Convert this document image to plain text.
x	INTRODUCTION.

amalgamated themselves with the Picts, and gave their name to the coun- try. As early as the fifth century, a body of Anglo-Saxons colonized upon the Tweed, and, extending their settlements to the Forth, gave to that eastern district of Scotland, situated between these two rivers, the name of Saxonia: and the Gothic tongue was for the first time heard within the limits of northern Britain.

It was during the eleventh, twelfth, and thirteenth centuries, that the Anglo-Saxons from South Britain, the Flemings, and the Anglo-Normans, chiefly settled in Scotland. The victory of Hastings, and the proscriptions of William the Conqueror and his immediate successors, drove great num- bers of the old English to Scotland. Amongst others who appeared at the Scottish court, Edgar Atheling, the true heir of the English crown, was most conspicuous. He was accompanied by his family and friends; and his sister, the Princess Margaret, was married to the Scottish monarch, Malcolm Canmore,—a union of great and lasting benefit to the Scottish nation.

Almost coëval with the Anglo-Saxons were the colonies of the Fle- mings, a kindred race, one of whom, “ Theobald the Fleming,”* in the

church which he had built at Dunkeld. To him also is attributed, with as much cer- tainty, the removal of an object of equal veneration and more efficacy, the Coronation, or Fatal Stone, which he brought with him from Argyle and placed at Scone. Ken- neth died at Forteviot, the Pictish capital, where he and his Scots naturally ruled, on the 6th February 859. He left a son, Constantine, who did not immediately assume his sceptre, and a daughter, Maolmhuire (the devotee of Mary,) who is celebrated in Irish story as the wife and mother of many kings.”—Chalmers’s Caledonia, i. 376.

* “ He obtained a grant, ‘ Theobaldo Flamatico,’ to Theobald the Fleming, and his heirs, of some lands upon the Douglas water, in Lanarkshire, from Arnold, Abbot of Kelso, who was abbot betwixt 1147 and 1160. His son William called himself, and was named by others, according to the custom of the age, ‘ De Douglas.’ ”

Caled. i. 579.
========
#### [What you have to do]
From the records above, please extract every line and repeat it exactly.

#### [Written solution]
Convert this document image to plain text.
x	INTRODUCTION.

amalgamated themselves with the Picts, and gave their name to the coun- try. As early as the fifth century, a body of Anglo-Saxons colonized upon the Tweed, and, extending their settlements to the Forth, gave to that eastern district of Scotland, situated between these two rivers, the name of Saxonia: and the Gothic tongue was for the first time heard within the limits of northern Britain.

It was during the eleventh, twelfth, and thirteenth centuries, that the Anglo-Saxons from South Britain, the Flemings, and the Anglo-Normans, chiefly settled in Scotland. The victory of Hastings, and the proscriptions of William the Conqueror and his immediate successors, drove great num- bers of the old English to Scotland. Amongst others who appeared at the Scottish court, Edgar Atheling, the true heir of the English crown, was most conspicuous. He was accompanied by his family and friends; and his sister, the Princess Margaret, was married to the Scottish monarch, Malcolm Canmore,—a union of great and lasting benefit to the Scottish nation.

Almost coëval with the Anglo-Saxons were the colonies of the Fle- mings, a kindred race, one of whom, “ Theobald the Fleming,”* in the

church which he had built at Dunkeld. To him also is attributed, with as much cer- tainty, the removal of an object of equal veneration and more efficacy, the Coronation, or Fatal Stone, which he brought with him from Argyle and placed at Scone. Ken- neth died at Forteviot, the Pictish capital, where he and his Scots naturally ruled, on the 6th February 859. He left a son, Constantine, who did not immediately assume his sceptre, and a daughter, Maolmhuire (the devotee of Mary,) who is celebrated in Irish story as the wife and mother of many kings.”—Chalmers’s Caledonia, i. 376.

* “ He obtained a grant, ‘ Theobaldo Flamatico,’ to Theobald the Fleming, and his heirs, of some lands upon the Douglas water, in Lanarkshire, from Arnold, Abbot of Kelso, who was abbot betwixt 1147 and 1160. His son William called himself, and was named by others, according to the custom of the age, ‘ De Douglas.’ ”

Caled. i. 579.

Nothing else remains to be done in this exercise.